Repeat each line of the material below exactly as it appears, minus any pictures.

# # #

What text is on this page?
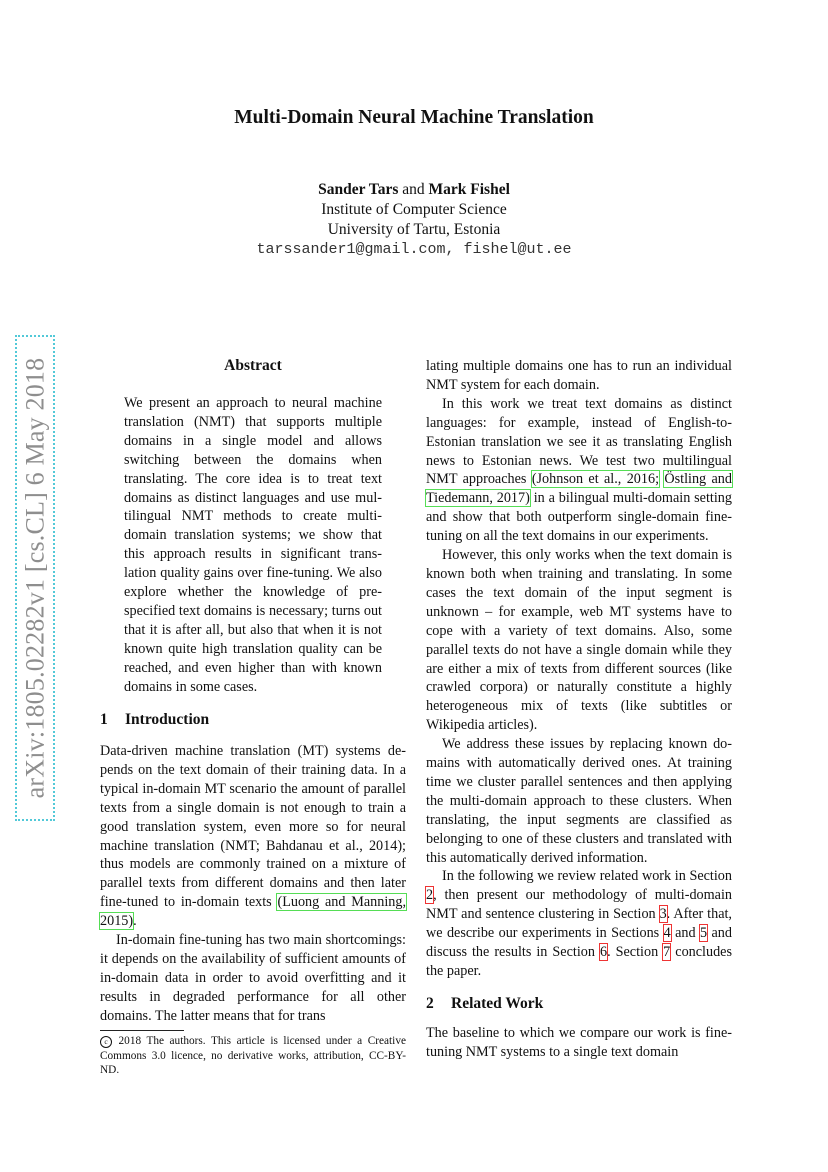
arXiv:1805.02282v1 [cs.CL] 6 May 2018
Multi-Domain Neural Machine Translation
Sander Tars and Mark Fishel
Institute of Computer Science
University of Tartu, Estonia
tarssander1@gmail.com, fishel@ut.ee
Abstract
We present an approach to neural machine translation (NMT) that supports multiple domains in a single model and allows switching between the domains when translating. The core idea is to treat text domains as distinct languages and use multilingual NMT methods to create multidomain translation systems; we show that this approach results in significant translation quality gains over fine-tuning. We also explore whether the knowledge of prespecified text domains is necessary; turns out that it is after all, but also that when it is not known quite high translation quality can be reached, and even higher than with known domains in some cases.
1 Introduction

Data-driven machine translation (MT) systems depends on the text domain of their training data. In a typical in-domain MT scenario the amount of parallel texts from a single domain is not enough to train a good translation system, even more so for neural machine translation (NMT; Bahdanau et al., 2014); thus models are commonly trained on a mixture of parallel texts from different domains and then later fine-tuned to in-domain texts (Luong and Manning, 2015).

In-domain fine-tuning has two main shortcomings: it depends on the availability of sufficient amounts of in-domain data in order to avoid overfitting and it results in degraded performance for all other domains. The latter means that for trans

lating multiple domains one has to run an individual NMT system for each domain.

In this work we treat text domains as distinct languages: for example, instead of English-to-Estonian translation we see it as translating English news to Estonian news. We test two multilingual NMT approaches (Johnson et al., 2016; Östling and Tiedemann, 2017) in a bilingual multi-domain setting and show that both outperform single-domain fine-tuning on all the text domains in our experiments.

However, this only works when the text domain is known both when training and translating. In some cases the text domain of the input segment is unknown – for example, web MT systems have to cope with a variety of text domains. Also, some parallel texts do not have a single domain while they are either a mix of texts from different sources (like crawled corpora) or naturally constitute a highly heterogeneous mix of texts (like subtitles or Wikipedia articles).

We address these issues by replacing known domains with automatically derived ones. At training time we cluster parallel sentences and then applying the multi-domain approach to these clusters. When translating, the input segments are classified as belonging to one of these clusters and translated with this automatically derived information.

In the following we review related work in Section 2, then present our methodology of multi-domain NMT and sentence clustering in Section 3. After that, we describe our experiments in Sections 4 and 5 and discuss the results in Section 6. Section 7 concludes the paper.

2 Related Work

The baseline to which we compare our work is fine-tuning NMT systems to a single text domain

c 2018 The authors. This article is licensed under a Creative Commons 3.0 licence, no derivative works, attribution, CC-BY-ND.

# # #

-- EXERCISE OUTPUT --
What text is on this page?
arXiv:1805.02282v1 [cs.CL] 6 May 2018
Multi-Domain Neural Machine Translation
Sander Tars and Mark Fishel
Institute of Computer Science
University of Tartu, Estonia
tarssander1@gmail.com, fishel@ut.ee
Abstract
We present an approach to neural machine translation (NMT) that supports multiple domains in a single model and allows switching between the domains when translating. The core idea is to treat text domains as distinct languages and use multilingual NMT methods to create multidomain translation systems; we show that this approach results in significant translation quality gains over fine-tuning. We also explore whether the knowledge of prespecified text domains is necessary; turns out that it is after all, but also that when it is not known quite high translation quality can be reached, and even higher than with known domains in some cases.
1 Introduction

Data-driven machine translation (MT) systems depends on the text domain of their training data. In a typical in-domain MT scenario the amount of parallel texts from a single domain is not enough to train a good translation system, even more so for neural machine translation (NMT; Bahdanau et al., 2014); thus models are commonly trained on a mixture of parallel texts from different domains and then later fine-tuned to in-domain texts (Luong and Manning, 2015).

In-domain fine-tuning has two main shortcomings: it depends on the availability of sufficient amounts of in-domain data in order to avoid overfitting and it results in degraded performance for all other domains. The latter means that for trans

lating multiple domains one has to run an individual NMT system for each domain.

In this work we treat text domains as distinct languages: for example, instead of English-to-Estonian translation we see it as translating English news to Estonian news. We test two multilingual NMT approaches (Johnson et al., 2016; Östling and Tiedemann, 2017) in a bilingual multi-domain setting and show that both outperform single-domain fine-tuning on all the text domains in our experiments.

However, this only works when the text domain is known both when training and translating. In some cases the text domain of the input segment is unknown – for example, web MT systems have to cope with a variety of text domains. Also, some parallel texts do not have a single domain while they are either a mix of texts from different sources (like crawled corpora) or naturally constitute a highly heterogeneous mix of texts (like subtitles or Wikipedia articles).

We address these issues by replacing known domains with automatically derived ones. At training time we cluster parallel sentences and then applying the multi-domain approach to these clusters. When translating, the input segments are classified as belonging to one of these clusters and translated with this automatically derived information.

In the following we review related work in Section 2, then present our methodology of multi-domain NMT and sentence clustering in Section 3. After that, we describe our experiments in Sections 4 and 5 and discuss the results in Section 6. Section 7 concludes the paper.

2 Related Work

The baseline to which we compare our work is fine-tuning NMT systems to a single text domain

c 2018 The authors. This article is licensed under a Creative Commons 3.0 licence, no derivative works, attribution, CC-BY-ND.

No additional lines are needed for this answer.